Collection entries
* BEGIN *

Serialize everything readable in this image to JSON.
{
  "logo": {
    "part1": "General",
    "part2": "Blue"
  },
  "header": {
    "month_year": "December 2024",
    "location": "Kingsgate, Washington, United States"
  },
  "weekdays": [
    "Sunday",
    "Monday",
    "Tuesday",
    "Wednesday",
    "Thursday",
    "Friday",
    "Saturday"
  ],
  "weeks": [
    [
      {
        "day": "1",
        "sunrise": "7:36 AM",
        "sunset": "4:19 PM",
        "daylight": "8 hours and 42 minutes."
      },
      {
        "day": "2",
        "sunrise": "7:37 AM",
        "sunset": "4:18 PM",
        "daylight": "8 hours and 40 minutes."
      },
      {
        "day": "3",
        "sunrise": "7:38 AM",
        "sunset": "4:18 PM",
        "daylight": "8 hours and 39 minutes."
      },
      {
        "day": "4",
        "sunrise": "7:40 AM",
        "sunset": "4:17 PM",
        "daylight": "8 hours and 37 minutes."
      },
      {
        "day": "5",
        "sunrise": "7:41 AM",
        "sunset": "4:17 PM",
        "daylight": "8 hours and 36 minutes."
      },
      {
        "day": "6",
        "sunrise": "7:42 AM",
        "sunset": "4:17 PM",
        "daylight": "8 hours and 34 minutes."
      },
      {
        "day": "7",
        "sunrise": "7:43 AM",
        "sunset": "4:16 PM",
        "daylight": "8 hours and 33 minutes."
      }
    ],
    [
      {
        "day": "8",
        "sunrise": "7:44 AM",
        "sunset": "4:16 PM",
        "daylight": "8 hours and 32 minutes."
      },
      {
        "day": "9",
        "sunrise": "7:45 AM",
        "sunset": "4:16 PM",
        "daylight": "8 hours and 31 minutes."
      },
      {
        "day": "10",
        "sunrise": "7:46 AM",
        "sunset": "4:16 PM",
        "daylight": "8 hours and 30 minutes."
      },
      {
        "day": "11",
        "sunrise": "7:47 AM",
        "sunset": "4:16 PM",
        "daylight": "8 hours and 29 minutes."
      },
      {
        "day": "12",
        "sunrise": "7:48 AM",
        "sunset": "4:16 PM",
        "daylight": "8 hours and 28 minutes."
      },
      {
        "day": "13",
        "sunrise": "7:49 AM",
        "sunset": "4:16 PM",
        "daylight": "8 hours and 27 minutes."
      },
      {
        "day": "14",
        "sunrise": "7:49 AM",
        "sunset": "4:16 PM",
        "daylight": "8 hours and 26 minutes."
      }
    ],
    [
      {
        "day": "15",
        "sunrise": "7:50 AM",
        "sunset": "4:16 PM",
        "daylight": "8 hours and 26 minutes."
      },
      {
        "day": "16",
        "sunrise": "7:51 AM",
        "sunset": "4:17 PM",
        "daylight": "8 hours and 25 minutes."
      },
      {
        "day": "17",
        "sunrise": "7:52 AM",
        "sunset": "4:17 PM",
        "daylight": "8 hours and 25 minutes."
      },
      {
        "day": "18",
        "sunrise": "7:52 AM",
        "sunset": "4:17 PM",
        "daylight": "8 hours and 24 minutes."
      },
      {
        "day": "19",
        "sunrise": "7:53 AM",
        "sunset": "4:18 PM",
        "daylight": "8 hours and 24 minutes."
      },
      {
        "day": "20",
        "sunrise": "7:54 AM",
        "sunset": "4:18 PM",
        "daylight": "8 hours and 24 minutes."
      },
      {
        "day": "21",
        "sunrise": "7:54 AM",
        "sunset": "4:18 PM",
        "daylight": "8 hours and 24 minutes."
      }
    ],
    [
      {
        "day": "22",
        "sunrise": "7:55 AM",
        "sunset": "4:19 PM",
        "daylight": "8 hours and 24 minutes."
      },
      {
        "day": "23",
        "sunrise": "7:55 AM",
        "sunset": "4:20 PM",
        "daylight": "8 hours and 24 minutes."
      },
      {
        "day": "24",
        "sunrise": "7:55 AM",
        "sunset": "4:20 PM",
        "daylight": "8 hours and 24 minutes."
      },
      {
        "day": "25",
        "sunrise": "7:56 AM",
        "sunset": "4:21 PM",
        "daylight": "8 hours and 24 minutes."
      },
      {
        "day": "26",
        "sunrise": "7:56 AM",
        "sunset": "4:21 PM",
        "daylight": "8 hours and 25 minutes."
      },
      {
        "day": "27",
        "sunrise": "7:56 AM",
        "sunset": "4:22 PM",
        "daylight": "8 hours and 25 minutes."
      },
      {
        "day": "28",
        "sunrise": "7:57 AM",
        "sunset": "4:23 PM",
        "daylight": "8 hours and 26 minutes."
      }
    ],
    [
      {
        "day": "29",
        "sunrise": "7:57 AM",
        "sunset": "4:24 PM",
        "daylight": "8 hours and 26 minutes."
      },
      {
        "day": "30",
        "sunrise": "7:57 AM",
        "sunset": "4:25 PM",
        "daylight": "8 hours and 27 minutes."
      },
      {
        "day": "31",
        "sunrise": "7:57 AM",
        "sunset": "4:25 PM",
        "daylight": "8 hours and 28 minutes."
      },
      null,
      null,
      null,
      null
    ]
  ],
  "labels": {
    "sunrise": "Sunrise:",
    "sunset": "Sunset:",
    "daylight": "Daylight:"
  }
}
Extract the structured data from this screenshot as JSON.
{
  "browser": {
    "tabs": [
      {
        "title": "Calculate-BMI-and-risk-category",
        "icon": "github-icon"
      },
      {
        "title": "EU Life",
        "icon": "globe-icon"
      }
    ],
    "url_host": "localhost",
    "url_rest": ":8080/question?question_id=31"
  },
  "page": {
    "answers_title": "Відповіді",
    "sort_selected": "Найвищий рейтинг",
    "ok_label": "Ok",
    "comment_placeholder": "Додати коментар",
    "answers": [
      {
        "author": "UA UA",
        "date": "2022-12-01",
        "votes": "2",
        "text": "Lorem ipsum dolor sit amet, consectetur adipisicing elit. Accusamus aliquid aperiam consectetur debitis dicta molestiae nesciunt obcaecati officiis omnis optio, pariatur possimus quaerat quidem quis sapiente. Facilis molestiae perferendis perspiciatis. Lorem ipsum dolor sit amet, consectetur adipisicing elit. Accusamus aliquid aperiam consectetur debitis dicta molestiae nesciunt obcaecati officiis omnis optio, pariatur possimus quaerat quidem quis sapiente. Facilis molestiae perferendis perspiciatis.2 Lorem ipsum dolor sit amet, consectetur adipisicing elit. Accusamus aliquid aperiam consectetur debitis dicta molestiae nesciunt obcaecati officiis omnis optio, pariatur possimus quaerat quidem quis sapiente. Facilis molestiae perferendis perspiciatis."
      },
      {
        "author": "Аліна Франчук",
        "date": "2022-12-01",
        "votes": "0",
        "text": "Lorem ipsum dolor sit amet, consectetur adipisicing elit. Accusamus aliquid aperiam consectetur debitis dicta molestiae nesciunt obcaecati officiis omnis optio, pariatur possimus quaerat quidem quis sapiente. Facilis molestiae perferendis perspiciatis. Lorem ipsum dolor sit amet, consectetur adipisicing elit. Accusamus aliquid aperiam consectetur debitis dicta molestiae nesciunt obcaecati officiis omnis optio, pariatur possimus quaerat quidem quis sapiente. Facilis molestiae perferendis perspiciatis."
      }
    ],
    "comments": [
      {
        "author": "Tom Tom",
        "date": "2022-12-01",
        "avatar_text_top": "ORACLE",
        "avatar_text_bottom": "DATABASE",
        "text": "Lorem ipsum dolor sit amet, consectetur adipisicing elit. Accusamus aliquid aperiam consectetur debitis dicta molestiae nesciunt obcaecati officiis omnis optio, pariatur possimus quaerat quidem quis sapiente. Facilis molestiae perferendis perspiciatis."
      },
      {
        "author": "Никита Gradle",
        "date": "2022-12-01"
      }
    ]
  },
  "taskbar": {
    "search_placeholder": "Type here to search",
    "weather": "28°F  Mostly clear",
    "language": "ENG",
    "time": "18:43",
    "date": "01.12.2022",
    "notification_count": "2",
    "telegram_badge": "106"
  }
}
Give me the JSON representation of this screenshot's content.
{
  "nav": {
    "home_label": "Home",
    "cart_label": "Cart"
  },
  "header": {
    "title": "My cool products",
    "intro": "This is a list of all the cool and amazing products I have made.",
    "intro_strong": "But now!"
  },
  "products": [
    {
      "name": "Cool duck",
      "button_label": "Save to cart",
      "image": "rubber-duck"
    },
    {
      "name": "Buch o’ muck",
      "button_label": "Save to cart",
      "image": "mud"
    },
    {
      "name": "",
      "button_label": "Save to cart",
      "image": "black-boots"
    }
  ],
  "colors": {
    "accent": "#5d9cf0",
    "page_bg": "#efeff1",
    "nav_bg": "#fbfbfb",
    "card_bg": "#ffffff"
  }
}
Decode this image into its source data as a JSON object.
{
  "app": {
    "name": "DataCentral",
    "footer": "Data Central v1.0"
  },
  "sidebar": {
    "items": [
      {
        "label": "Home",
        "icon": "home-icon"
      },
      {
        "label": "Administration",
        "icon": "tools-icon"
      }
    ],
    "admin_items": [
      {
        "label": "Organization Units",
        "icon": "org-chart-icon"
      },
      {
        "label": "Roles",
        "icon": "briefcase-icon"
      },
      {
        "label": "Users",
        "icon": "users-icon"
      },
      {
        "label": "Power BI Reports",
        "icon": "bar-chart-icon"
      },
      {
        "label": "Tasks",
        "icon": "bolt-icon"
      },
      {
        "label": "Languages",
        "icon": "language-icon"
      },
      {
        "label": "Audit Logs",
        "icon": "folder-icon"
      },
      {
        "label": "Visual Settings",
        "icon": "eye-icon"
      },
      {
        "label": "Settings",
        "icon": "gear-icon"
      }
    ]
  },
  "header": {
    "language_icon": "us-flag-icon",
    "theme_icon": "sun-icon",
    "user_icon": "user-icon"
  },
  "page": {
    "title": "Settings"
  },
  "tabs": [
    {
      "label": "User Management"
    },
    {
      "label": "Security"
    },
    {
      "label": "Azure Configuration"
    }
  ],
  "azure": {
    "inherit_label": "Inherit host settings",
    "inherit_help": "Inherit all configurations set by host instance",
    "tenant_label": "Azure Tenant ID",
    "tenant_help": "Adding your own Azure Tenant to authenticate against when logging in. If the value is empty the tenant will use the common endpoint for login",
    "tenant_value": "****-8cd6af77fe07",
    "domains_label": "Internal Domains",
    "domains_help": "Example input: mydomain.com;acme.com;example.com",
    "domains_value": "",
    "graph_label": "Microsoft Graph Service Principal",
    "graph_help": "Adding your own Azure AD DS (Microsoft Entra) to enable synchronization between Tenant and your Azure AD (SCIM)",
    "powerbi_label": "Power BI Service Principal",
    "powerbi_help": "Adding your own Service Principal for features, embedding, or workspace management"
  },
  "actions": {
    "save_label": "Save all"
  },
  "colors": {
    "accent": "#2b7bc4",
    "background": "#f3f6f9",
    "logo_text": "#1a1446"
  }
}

* END *

Identify the lines in the entries that hold "author" and return each one.

Final result:
        "author": "UA UA",
        "author": "Аліна Франчук",
        "author": "Tom Tom",
        "author": "Никита Gradle",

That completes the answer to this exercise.